■ **WHAT YOU SHOULD DO**: Word for word, repeat the entries, minus the pictures.

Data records

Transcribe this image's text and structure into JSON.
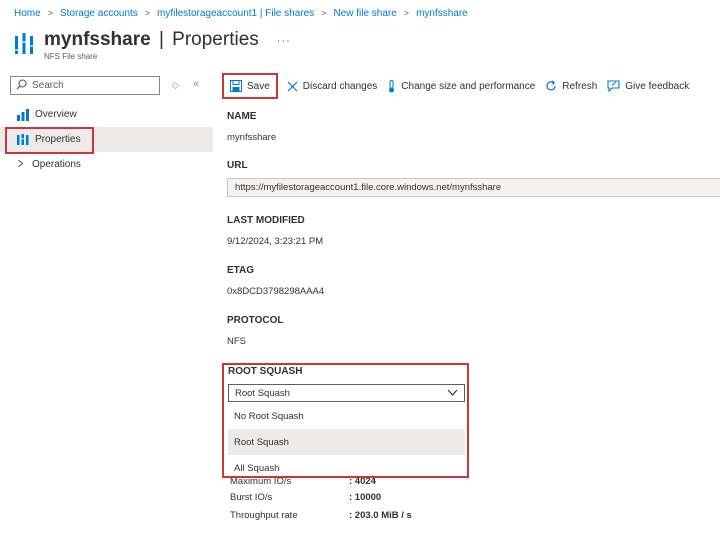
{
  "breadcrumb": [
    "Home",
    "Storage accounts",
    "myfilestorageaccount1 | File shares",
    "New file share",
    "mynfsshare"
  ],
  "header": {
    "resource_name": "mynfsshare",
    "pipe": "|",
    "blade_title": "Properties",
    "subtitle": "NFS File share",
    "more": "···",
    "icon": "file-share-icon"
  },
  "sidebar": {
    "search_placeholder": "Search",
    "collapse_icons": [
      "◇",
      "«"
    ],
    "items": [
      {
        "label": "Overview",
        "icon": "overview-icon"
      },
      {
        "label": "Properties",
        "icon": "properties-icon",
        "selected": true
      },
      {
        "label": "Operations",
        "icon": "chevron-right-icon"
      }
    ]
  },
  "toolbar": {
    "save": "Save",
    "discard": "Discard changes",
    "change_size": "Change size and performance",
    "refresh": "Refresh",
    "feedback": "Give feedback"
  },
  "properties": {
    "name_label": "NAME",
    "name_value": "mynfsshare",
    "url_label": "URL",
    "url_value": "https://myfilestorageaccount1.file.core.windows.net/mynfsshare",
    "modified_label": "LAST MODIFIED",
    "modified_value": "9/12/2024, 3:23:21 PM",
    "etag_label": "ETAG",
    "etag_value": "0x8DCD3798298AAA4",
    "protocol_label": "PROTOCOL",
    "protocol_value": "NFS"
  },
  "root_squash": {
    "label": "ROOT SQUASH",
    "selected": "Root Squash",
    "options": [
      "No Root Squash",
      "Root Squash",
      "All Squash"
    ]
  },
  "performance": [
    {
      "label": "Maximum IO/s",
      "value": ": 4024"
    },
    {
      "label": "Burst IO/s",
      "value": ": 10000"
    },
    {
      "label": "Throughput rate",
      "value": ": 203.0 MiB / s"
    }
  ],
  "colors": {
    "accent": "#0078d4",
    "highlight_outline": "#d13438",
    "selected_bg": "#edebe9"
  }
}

■ **RESPONSE TO THIS TASK**:
Transcribe this image's text and structure into JSON.
{
  "breadcrumb": [
    "Home",
    "Storage accounts",
    "myfilestorageaccount1 | File shares",
    "New file share",
    "mynfsshare"
  ],
  "header": {
    "resource_name": "mynfsshare",
    "pipe": "|",
    "blade_title": "Properties",
    "subtitle": "NFS File share",
    "more": "···",
    "icon": "file-share-icon"
  },
  "sidebar": {
    "search_placeholder": "Search",
    "collapse_icons": [
      "◇",
      "«"
    ],
    "items": [
      {
        "label": "Overview",
        "icon": "overview-icon"
      },
      {
        "label": "Properties",
        "icon": "properties-icon",
        "selected": true
      },
      {
        "label": "Operations",
        "icon": "chevron-right-icon"
      }
    ]
  },
  "toolbar": {
    "save": "Save",
    "discard": "Discard changes",
    "change_size": "Change size and performance",
    "refresh": "Refresh",
    "feedback": "Give feedback"
  },
  "properties": {
    "name_label": "NAME",
    "name_value": "mynfsshare",
    "url_label": "URL",
    "url_value": "https://myfilestorageaccount1.file.core.windows.net/mynfsshare",
    "modified_label": "LAST MODIFIED",
    "modified_value": "9/12/2024, 3:23:21 PM",
    "etag_label": "ETAG",
    "etag_value": "0x8DCD3798298AAA4",
    "protocol_label": "PROTOCOL",
    "protocol_value": "NFS"
  },
  "root_squash": {
    "label": "ROOT SQUASH",
    "selected": "Root Squash",
    "options": [
      "No Root Squash",
      "Root Squash",
      "All Squash"
    ]
  },
  "performance": [
    {
      "label": "Maximum IO/s",
      "value": ": 4024"
    },
    {
      "label": "Burst IO/s",
      "value": ": 10000"
    },
    {
      "label": "Throughput rate",
      "value": ": 203.0 MiB / s"
    }
  ],
  "colors": {
    "accent": "#0078d4",
    "highlight_outline": "#d13438",
    "selected_bg": "#edebe9"
  }
}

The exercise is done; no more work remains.